▸ **Page excerpt**
+---+

Circular motion. Centripetal acceleration and force
The online centripetal acceleration and force simulations on this page will allow you to know and understand much better how are the forces acting in the circular motion of an object. In particular, you will learn what centripetal acceleration and centripetal force are.
This Thematic Unit is part of our Physics collection
STEM OnLine mini dictionary
Centrifugal Force
Apparent force that tends to move a body away from the center of rotation when observed from an accelerated system.
Centripetal Acceleration
Quantity that measures the change in velocity direction of a body following a curved path.
Centripetal Force
Net force directed toward the center of the trajectory that forces a body to follow a curve.
Tangent
Trigonometric ratio defined as the quotient between the opposite side and the adjacent side to an angle.
Tension
Force exerted by a rope or cable that acts as the physical cause of centripetal acceleration.
What are the forces and accelerations of circular motion
Why is a force needed to move in circles? Imagine you’re riding in a car and the driver suddenly swerves to the left. Instantly, you feel your body being pushed toward the right door. Why does this happen? The answer lies in Newton’s First Law, or the principle of inertia: all objects tend to keep moving in a straight line at a constant speed unless something stops them. In circular motion, even though the speedometer always reads the same number (constant speed), the direction of motion changes every millisecond. For a body to stop moving in a straight line and curve its path continuously, it is absolutely necessary to apply a constant force that pulls it toward the center. Without that force, inertia would win out and the object would be flung off in a straight line, following a path tangent to the curve. In physics, we study this phenomenon through the dynamics of circular motion: there can be no rotation without a force to cause it.
Centripetal force and centripetal acceleration
The word “centripetal” comes from Latin and literally means “tending toward the center.” In physics, centripetal force is not a new or mysterious type of force (such as gravity or magnetism), but rather the role that any force plays in causing a body to rotate.
To understand how it works, we must look at Newton’s Second Law. This law tells us that if there is a net force, an acceleration is necessarily generated in that same direction. In a turn, that force pulling toward the center continuously causes centripetal acceleration. It is important to clarify a concept: this acceleration does not make the object go faster or slower, but rather is solely responsible for changing the direction of the velocity vector at every point along the path.
Depending on the specific situation we are analyzing, centripetal force “disguises” itself as various forces of nature:
- The tension in a rope. When you spin a stone tied to a string, it is the tension in the string that pulls the stone toward your hand.
- Gravity. It is the centripetal force that keeps the Moon orbiting the Earth or the planets revolving around the Sun.
- Friction. When a car takes a curve, the friction of the tires against the asphalt is the centripetal force that prevents the vehicle from skidding and veering straight ahead.
Centripetal Force vs. Centrifugal Force
The most common mistake when studying rotational dynamics is to think that both are real forces that cancel each other out. You’ve surely felt the “force” pushing you outward when riding a fairground ride or in a car taking a sharp turn. We commonly call this centrifugal force (“fleeing from the center”). However, in classical physics, centrifugal force does not exist as a real force.

+---+

▸ **Information provided**
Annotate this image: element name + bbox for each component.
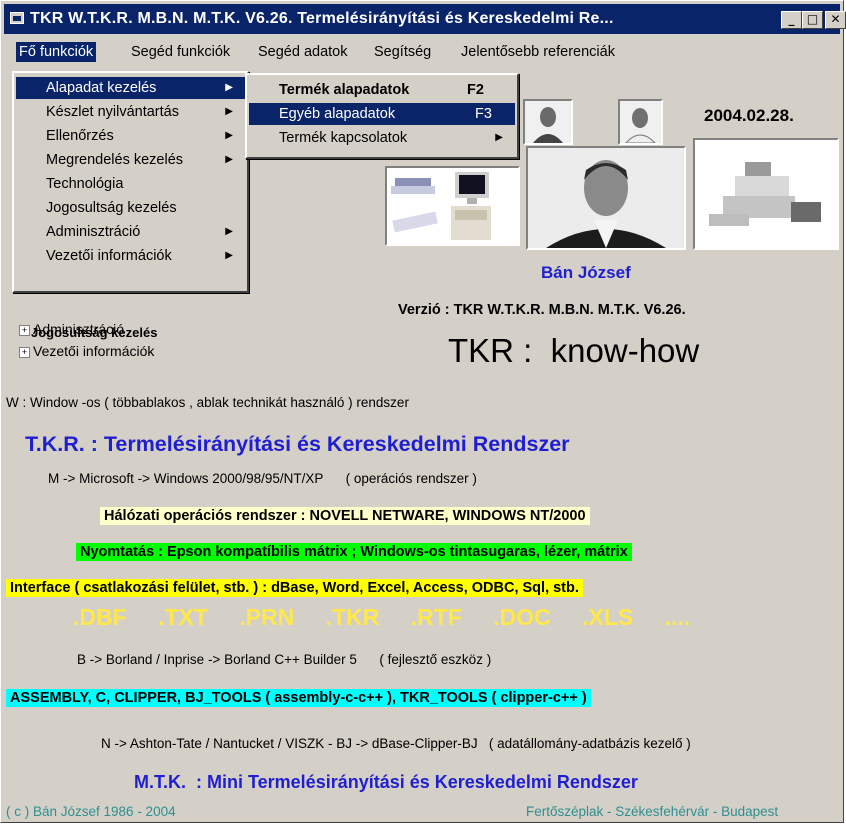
menu-item-alapadat-kezeles[interactable]: Alapadat kezelés ▶	[16, 77, 245, 99]
menu-item-vezetoi-informaciok[interactable]: Vezetői információk ▶	[16, 245, 245, 267]
title-bar[interactable]: TKR W.T.K.R. M.B.N. M.T.K. V6.26. Termel…	[4, 4, 846, 34]
expand-icon[interactable]: +	[19, 324, 30, 336]
maximize-button[interactable]: □	[802, 11, 823, 29]
ext-doc: .DOC	[493, 604, 551, 630]
m-description: M -> Microsoft -> Windows 2000/98/95/NT/…	[48, 471, 477, 486]
tree-node-adminisztracio[interactable]: + Adminisztráció	[19, 319, 124, 339]
b-description: B -> Borland / Inprise -> Borland C++ Bu…	[77, 652, 492, 667]
author-name: Bán József	[541, 263, 631, 282]
locations-label: Fertőszéplak - Székesfehérvár - Budapest	[526, 804, 779, 819]
ext-xls: .XLS	[582, 604, 634, 630]
menu-item-megrendeles-kezeles[interactable]: Megrendelés kezelés ▶	[16, 149, 245, 171]
submenu-arrow-icon: ▶	[495, 132, 503, 143]
copyright-label: ( c ) Bán József 1986 - 2004	[6, 804, 176, 819]
ext-more: ....	[664, 604, 691, 630]
menu-item-label: Készlet nyilvántartás	[46, 104, 179, 120]
interface-line: Interface ( csatlakozási felület, stb. )…	[6, 579, 583, 597]
submenu-arrow-icon: ▶	[225, 106, 233, 117]
hardware-image	[385, 166, 520, 246]
tree-node-label: Adminisztráció	[33, 321, 125, 337]
cash-register-image	[693, 138, 839, 250]
expand-icon[interactable]: +	[19, 346, 30, 358]
ext-rtf: .RTF	[410, 604, 462, 630]
network-os-line: Hálózati operációs rendszer : NOVELL NET…	[100, 507, 590, 525]
menu-item-label: Egyéb alapadatok	[279, 106, 396, 122]
menu-item-label: Termék kapcsolatok	[279, 130, 408, 146]
menu-item-label: Megrendelés kezelés	[46, 152, 184, 168]
assembly-line: ASSEMBLY, C, CLIPPER, BJ_TOOLS ( assembl…	[6, 689, 591, 707]
menu-item-label: Ellenőrzés	[46, 128, 114, 144]
ext-prn: .PRN	[239, 604, 295, 630]
author-portrait	[526, 146, 686, 250]
menu-fo-funkciok[interactable]: Fő funkciók	[16, 42, 97, 62]
menu-item-label: Technológia	[46, 176, 124, 192]
close-button[interactable]: ✕	[825, 11, 846, 29]
app-icon[interactable]	[10, 12, 24, 24]
computer-equipment-image	[391, 172, 491, 240]
menu-item-adminisztracio[interactable]: Adminisztráció ▶	[16, 221, 245, 243]
date-label: 2004.02.28.	[704, 106, 794, 125]
close-icon: ✕	[830, 12, 841, 26]
menu-item-label: Adminisztráció	[46, 224, 141, 240]
submenu-arrow-icon: ▶	[225, 226, 233, 237]
version-label: Verzió : TKR W.T.K.R. M.B.N. M.T.K. V6.2…	[398, 302, 686, 318]
submenu-arrow-icon: ▶	[225, 130, 233, 141]
tree-node-vezetoi-informaciok[interactable]: + Vezetői információk	[19, 341, 154, 361]
mtk-title: M.T.K. : Mini Termelésirányítási és Kere…	[134, 772, 638, 792]
main-window: TKR W.T.K.R. M.B.N. M.T.K. V6.26. Termel…	[0, 0, 846, 823]
n-description: N -> Ashton-Tate / Nantucket / VISZK - B…	[101, 736, 691, 751]
menu-item-shortcut: F3	[475, 106, 492, 122]
menu-item-label: Jogosultság kezelés	[46, 200, 177, 216]
small-portrait-2	[618, 99, 663, 145]
know-how-title: TKR : know-how	[448, 332, 700, 369]
tree-node-label: Vezetői információk	[33, 343, 155, 359]
menu-item-label: Vezetői információk	[46, 248, 172, 264]
menu-seged-adatok[interactable]: Segéd adatok	[258, 42, 348, 62]
w-description: W : Window -os ( többablakos , ablak tec…	[6, 395, 409, 410]
submenu-arrow-icon: ▶	[225, 82, 233, 93]
cash-register-image-art	[695, 140, 837, 248]
menu-item-label: Termék alapadatok	[279, 82, 410, 98]
menu-item-technologia[interactable]: Technológia	[16, 173, 245, 195]
menu-item-label: Alapadat kezelés	[46, 80, 157, 96]
menu-jelentosebb-referenciak[interactable]: Jelentősebb referenciák	[461, 42, 615, 62]
menu-seged-funkciok[interactable]: Segéd funkciók	[131, 42, 230, 62]
ext-dbf: .DBF	[73, 604, 127, 630]
portrait-image	[525, 101, 571, 143]
menu-item-ellenorzes[interactable]: Ellenőrzés ▶	[16, 125, 245, 147]
maximize-icon: □	[806, 12, 819, 26]
tkr-title: T.K.R. : Termelésirányítási és Kereskede…	[25, 432, 570, 456]
alapadat-submenu: Termék alapadatok F2 Egyéb alapadatok F3…	[245, 73, 519, 159]
portrait-image	[620, 101, 661, 143]
file-extensions: .DBF .TXT .PRN .TKR .RTF .DOC .XLS ....	[73, 604, 690, 631]
portrait-image	[528, 148, 684, 248]
menu-segitseg[interactable]: Segítség	[374, 42, 431, 62]
menu-bar: Fő funkciók Segéd funkciók Segéd adatok …	[4, 39, 840, 65]
submenu-arrow-icon: ▶	[225, 250, 233, 261]
minimize-button[interactable]: _	[781, 11, 802, 29]
menu-item-egyeb-alapadatok[interactable]: Egyéb alapadatok F3	[249, 103, 515, 125]
small-portrait-1	[523, 99, 573, 145]
menu-item-termek-alapadatok[interactable]: Termék alapadatok F2	[249, 79, 515, 101]
ext-txt: .TXT	[158, 604, 208, 630]
minimize-icon: _	[788, 12, 795, 26]
submenu-arrow-icon: ▶	[225, 154, 233, 165]
menu-item-keszlet-nyilvantartas[interactable]: Készlet nyilvántartás ▶	[16, 101, 245, 123]
ext-tkr: .TKR	[325, 604, 380, 630]
menu-item-termek-kapcsolatok[interactable]: Termék kapcsolatok ▶	[249, 127, 515, 149]
window-title: TKR W.T.K.R. M.B.N. M.T.K. V6.26. Termel…	[30, 10, 614, 27]
menu-item-jogosultsag-kezeles[interactable]: Jogosultság kezelés	[16, 197, 245, 219]
fo-funkciok-menu: Alapadat kezelés ▶ Készlet nyilvántartás ▶…	[12, 71, 249, 293]
printing-line: Nyomtatás : Epson kompatíbilis mátrix ; …	[76, 543, 632, 561]
menu-item-shortcut: F2	[467, 82, 484, 98]
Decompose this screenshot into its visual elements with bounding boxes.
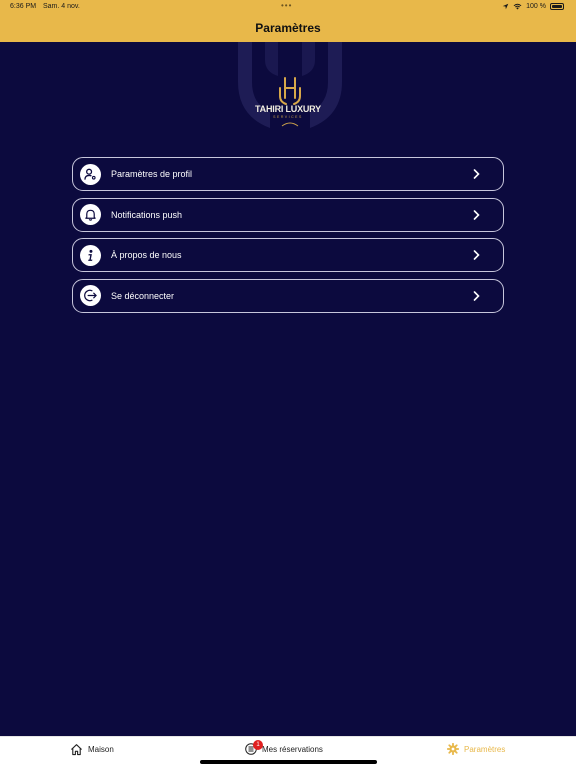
tab-label: Maison <box>88 745 114 754</box>
tab-settings[interactable]: Paramètres <box>447 743 505 755</box>
battery-icon <box>550 3 564 10</box>
status-bar: 6:36 PM Sam. 4 nov. ••• 100 % <box>0 1 576 13</box>
profile-settings-item[interactable]: Paramètres de profil <box>72 157 504 191</box>
notification-badge: 1 <box>253 740 263 750</box>
page-title: Paramètres <box>255 21 321 35</box>
settings-menu: Paramètres de profil Notifications push … <box>72 157 504 319</box>
menu-item-label: Paramètres de profil <box>111 169 193 179</box>
brand-name: TAHIRI LUXURY <box>255 104 321 114</box>
user-settings-icon <box>80 163 101 185</box>
battery-percent: 100 % <box>526 3 546 10</box>
tab-home[interactable]: Maison <box>70 743 114 756</box>
reservations-icon-wrap: 1 <box>245 740 263 755</box>
menu-item-label: Notifications push <box>111 209 183 220</box>
menu-item-label: À propos de nous <box>111 250 182 260</box>
wifi-icon <box>513 3 522 10</box>
location-icon <box>502 3 509 10</box>
chevron-right-icon <box>464 245 488 265</box>
tab-label: Paramètres <box>464 744 506 754</box>
menu-item-label: Se déconnecter <box>111 290 175 301</box>
status-right: 100 % <box>502 3 564 10</box>
tab-reservations[interactable]: 1 Mes réservations <box>245 740 323 755</box>
bell-icon <box>80 204 101 225</box>
push-notifications-item[interactable]: Notifications push <box>72 197 504 232</box>
home-indicator[interactable] <box>200 760 377 764</box>
chevron-right-icon <box>464 164 488 184</box>
chevron-right-icon <box>464 286 488 306</box>
about-us-item[interactable]: À propos de nous <box>72 238 504 272</box>
home-icon <box>71 744 82 756</box>
logout-item[interactable]: Se déconnecter <box>72 278 504 313</box>
brand-subtitle: SERVICES <box>273 115 303 119</box>
gear-icon <box>447 743 459 755</box>
header-bar: 6:36 PM Sam. 4 nov. ••• 100 % Paramètres <box>0 0 576 42</box>
logout-icon <box>80 285 101 306</box>
status-date: Sam. 4 nov. <box>43 3 80 10</box>
tab-label: Mes réservations <box>262 744 323 754</box>
chevron-right-icon <box>464 205 488 225</box>
info-icon <box>80 244 101 266</box>
status-time: 6:36 PM <box>10 3 37 10</box>
multitask-dots[interactable]: ••• <box>281 1 292 10</box>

+---+

▸ **Jobs**
A - Copy the passage of the circular motion page from "Circular motion. Centripetal" up to and including "an accelerated system.", word for word.
B - Continue the circular motion page from the point where it stops.

▸ **Expected results**
A -
Circular motion. Centripetal acceleration and force
The online centripetal acceleration and force simulations on this page will allow you to know and understand much better how are the forces acting in the circular motion of an object. In particular, you will learn what centripetal acceleration and centripetal force are.
This Thematic Unit is part of our Physics collection
STEM OnLine mini dictionary
Centrifugal Force
Apparent force that tends to move a body away from the center of rotation when observed from an accelerated system.

B -
The fundamental difference between the two boils down to one concept: the observer’s perspective.
Centripetal force
Centripetal force is real. It always exists. It is the force that someone would see from outside the car (an external observer). The observer sees how the asphalt pushes the wheels toward the center of the track to force the car to curve its path.
Centrifugal force
Centrifugal force is apparent (or fictitious). It is experienced only by the passenger inside the rotating system. It is not a real force caused by any object; it is simply the visual effect caused by the inertia of your own body, which resists turning and wants to keep moving in a straight line.
When the car turns left, your body tries to keep going straight due to inertia, causing you to hit the right door. It’s not that some mysterious force is pushing you to the right; it’s that the car is moving to the left beneath you.
The centripetal force formula and its variables
To accurately calculate how much force is needed to keep an object on a circular path, physicists use the fundamental equation of rotational dynamics. This formula relates the body’s mass, its velocity, and the radius of the curve it is tracing:
Fc = m (v² / r)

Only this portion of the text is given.